Some records:

● ● ● ● ● ● ●

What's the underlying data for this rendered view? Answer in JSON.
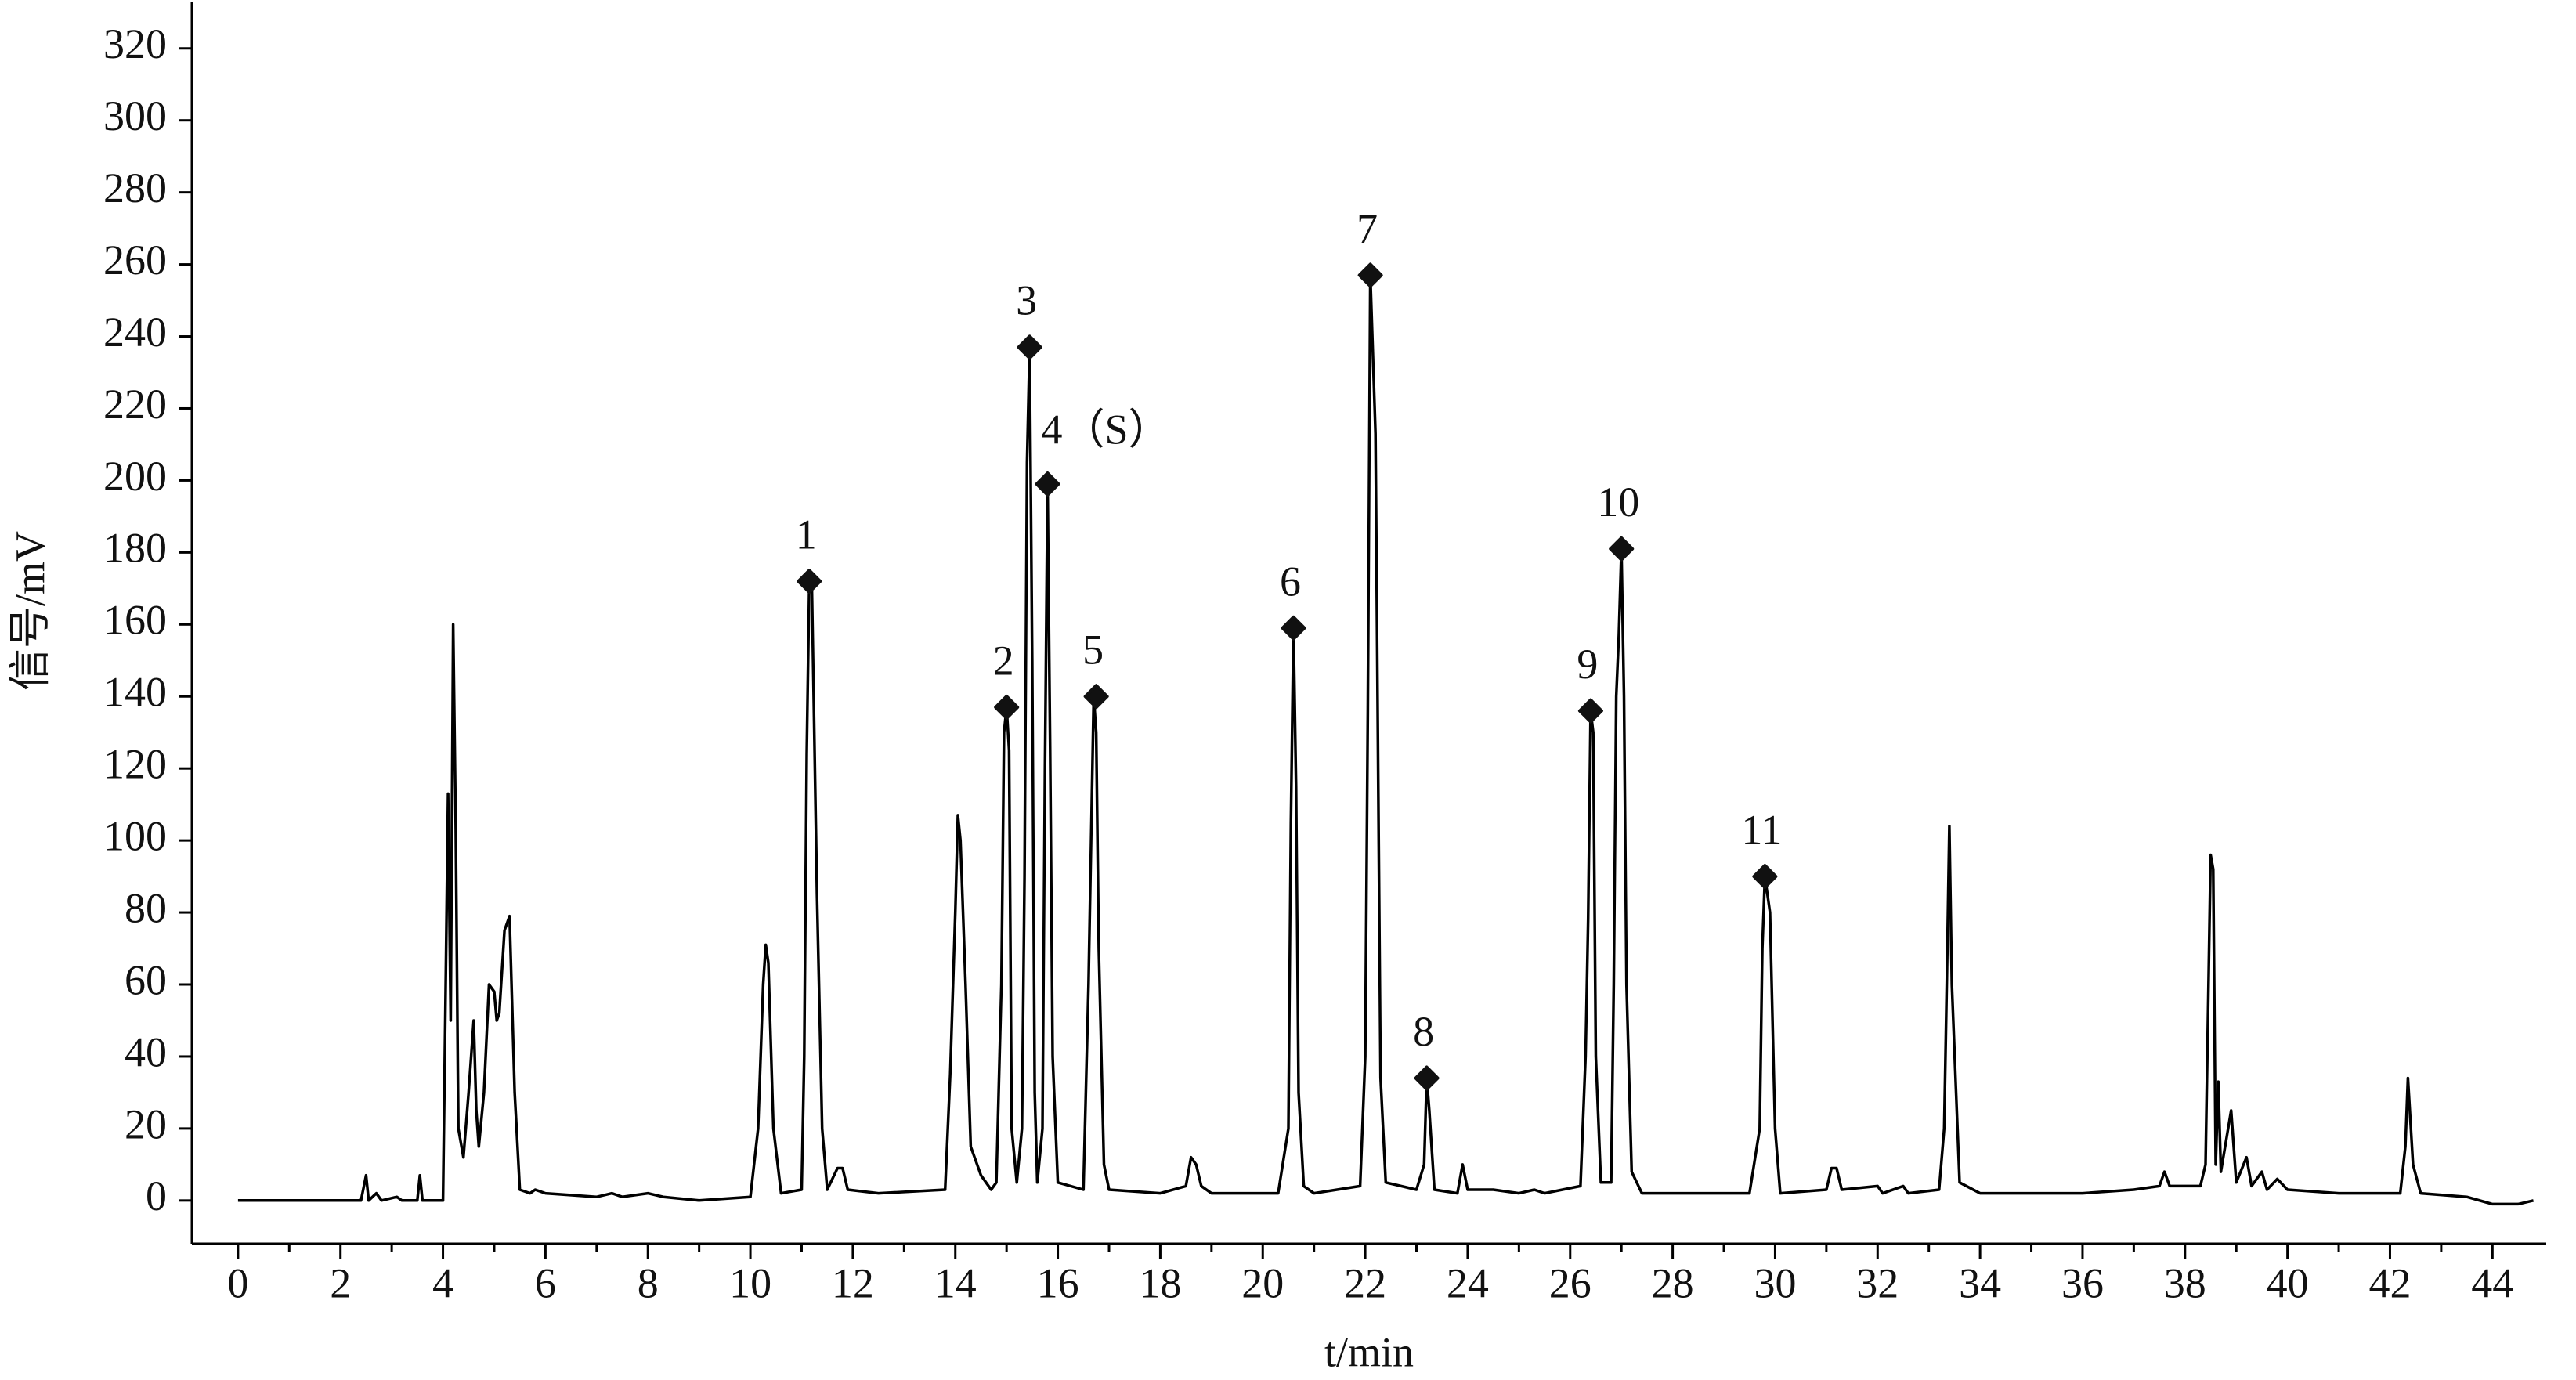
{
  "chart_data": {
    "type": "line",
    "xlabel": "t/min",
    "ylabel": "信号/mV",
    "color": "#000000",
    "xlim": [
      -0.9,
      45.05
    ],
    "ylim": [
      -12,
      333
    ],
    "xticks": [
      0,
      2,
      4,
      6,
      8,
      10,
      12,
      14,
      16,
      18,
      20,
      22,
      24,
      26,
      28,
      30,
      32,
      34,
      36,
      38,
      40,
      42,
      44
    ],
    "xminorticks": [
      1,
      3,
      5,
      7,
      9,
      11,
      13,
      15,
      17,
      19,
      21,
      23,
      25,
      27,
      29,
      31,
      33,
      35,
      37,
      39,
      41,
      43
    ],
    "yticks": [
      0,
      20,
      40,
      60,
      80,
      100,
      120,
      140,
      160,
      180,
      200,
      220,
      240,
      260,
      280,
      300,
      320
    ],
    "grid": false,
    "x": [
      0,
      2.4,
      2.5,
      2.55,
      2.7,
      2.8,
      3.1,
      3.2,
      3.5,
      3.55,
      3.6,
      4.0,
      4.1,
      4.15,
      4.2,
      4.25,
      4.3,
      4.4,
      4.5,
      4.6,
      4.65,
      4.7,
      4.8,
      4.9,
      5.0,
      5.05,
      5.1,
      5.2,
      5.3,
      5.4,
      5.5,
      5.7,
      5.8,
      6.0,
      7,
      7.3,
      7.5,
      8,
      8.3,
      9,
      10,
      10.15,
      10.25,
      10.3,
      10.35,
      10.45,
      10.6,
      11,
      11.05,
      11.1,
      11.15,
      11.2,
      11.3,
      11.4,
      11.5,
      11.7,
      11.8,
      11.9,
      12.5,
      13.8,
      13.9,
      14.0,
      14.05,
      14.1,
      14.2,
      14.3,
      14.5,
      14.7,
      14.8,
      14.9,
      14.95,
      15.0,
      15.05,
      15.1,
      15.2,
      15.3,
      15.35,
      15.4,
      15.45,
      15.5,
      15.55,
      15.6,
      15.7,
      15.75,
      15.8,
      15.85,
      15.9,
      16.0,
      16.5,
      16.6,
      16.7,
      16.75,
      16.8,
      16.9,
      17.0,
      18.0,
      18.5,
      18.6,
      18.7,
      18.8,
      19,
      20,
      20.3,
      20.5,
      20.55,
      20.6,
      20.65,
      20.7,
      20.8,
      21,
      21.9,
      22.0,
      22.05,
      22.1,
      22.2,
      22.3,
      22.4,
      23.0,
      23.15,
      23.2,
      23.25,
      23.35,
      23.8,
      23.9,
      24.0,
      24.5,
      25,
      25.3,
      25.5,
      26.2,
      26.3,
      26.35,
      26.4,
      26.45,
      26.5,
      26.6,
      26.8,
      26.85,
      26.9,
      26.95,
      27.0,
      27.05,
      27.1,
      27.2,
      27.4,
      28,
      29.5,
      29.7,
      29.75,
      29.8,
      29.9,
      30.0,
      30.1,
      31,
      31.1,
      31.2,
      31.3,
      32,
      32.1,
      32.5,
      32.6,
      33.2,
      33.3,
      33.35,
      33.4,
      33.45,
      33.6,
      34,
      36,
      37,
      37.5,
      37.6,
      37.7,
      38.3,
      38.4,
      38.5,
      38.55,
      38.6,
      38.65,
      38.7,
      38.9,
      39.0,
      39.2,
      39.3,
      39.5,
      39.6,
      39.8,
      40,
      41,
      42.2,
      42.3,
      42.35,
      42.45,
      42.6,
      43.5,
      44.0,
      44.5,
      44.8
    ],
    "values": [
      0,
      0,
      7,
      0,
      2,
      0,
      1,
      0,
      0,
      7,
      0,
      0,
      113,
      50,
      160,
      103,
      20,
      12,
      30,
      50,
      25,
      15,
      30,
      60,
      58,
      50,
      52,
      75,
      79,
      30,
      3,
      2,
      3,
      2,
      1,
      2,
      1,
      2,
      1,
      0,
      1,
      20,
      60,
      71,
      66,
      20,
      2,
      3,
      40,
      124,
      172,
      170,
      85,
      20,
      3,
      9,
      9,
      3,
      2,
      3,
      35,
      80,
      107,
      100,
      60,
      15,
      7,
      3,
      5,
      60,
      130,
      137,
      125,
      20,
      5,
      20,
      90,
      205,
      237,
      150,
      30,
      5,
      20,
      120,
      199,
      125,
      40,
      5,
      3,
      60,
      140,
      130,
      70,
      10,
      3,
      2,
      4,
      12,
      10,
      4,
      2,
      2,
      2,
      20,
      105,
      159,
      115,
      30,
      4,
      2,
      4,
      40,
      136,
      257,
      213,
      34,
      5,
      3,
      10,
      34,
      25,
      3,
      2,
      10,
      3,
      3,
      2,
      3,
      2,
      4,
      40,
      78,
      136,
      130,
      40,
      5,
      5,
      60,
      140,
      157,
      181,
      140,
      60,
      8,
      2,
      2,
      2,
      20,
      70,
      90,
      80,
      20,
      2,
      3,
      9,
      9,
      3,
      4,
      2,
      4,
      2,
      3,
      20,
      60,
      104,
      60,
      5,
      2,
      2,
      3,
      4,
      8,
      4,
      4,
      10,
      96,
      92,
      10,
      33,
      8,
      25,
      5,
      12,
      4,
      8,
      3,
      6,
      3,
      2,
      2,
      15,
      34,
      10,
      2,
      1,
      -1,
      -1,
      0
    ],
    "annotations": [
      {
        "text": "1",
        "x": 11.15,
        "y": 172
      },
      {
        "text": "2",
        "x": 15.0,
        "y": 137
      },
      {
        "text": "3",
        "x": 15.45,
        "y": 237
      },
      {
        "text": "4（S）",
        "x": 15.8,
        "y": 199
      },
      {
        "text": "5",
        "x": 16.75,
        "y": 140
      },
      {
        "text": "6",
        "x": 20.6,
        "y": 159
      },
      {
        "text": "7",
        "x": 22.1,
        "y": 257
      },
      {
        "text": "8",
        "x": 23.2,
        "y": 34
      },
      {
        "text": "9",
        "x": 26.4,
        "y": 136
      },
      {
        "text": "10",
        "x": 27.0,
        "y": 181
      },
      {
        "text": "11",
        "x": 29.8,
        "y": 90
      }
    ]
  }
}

● ● ● ● ● ● ●

Gather all lines from the records above in which "text" appears.

--- Problem solution ---
        "text": "1",
        "text": "2",
        "text": "3",
        "text": "4（S）",
        "text": "5",
        "text": "6",
        "text": "7",
        "text": "8",
        "text": "9",
        "text": "10",
        "text": "11",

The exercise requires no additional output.